** Begin Supplied data **

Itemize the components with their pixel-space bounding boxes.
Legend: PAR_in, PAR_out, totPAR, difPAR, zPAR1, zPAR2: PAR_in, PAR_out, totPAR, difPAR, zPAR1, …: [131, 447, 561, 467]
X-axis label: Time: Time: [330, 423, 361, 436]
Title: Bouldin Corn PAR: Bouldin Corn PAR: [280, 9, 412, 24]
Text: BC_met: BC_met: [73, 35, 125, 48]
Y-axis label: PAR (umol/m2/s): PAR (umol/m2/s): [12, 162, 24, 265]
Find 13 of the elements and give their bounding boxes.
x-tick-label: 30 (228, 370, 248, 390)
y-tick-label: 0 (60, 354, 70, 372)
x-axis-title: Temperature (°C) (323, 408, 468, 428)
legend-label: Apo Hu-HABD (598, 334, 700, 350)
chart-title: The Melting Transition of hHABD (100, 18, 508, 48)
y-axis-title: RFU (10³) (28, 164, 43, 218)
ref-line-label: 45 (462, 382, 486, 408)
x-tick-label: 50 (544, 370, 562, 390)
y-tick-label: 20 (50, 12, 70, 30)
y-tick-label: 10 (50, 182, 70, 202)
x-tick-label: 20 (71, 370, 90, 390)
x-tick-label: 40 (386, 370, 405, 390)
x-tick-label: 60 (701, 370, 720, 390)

** End Supplied data **

*What you need to do*: Rewrite all of the entries above, changing "bounding boxes" to "box coordinates" wherever it appears and keeping everything else the same.

*Exercise response*:
Itemize the components with their pixel-space box coordinates.
Legend: PAR_in, PAR_out, totPAR, difPAR, zPAR1, zPAR2: PAR_in, PAR_out, totPAR, difPAR, zPAR1, …: [131, 447, 561, 467]
X-axis label: Time: Time: [330, 423, 361, 436]
Title: Bouldin Corn PAR: Bouldin Corn PAR: [280, 9, 412, 24]
Text: BC_met: BC_met: [73, 35, 125, 48]
Y-axis label: PAR (umol/m2/s): PAR (umol/m2/s): [12, 162, 24, 265]
Find 13 of the elements and give their box coordinates.
x-tick-label: 30 (228, 370, 248, 390)
y-tick-label: 0 (60, 354, 70, 372)
x-axis-title: Temperature (°C) (323, 408, 468, 428)
legend-label: Apo Hu-HABD (598, 334, 700, 350)
chart-title: The Melting Transition of hHABD (100, 18, 508, 48)
y-axis-title: RFU (10³) (28, 164, 43, 218)
ref-line-label: 45 (462, 382, 486, 408)
x-tick-label: 50 (544, 370, 562, 390)
y-tick-label: 20 (50, 12, 70, 30)
y-tick-label: 10 (50, 182, 70, 202)
x-tick-label: 20 (71, 370, 90, 390)
x-tick-label: 40 (386, 370, 405, 390)
x-tick-label: 60 (701, 370, 720, 390)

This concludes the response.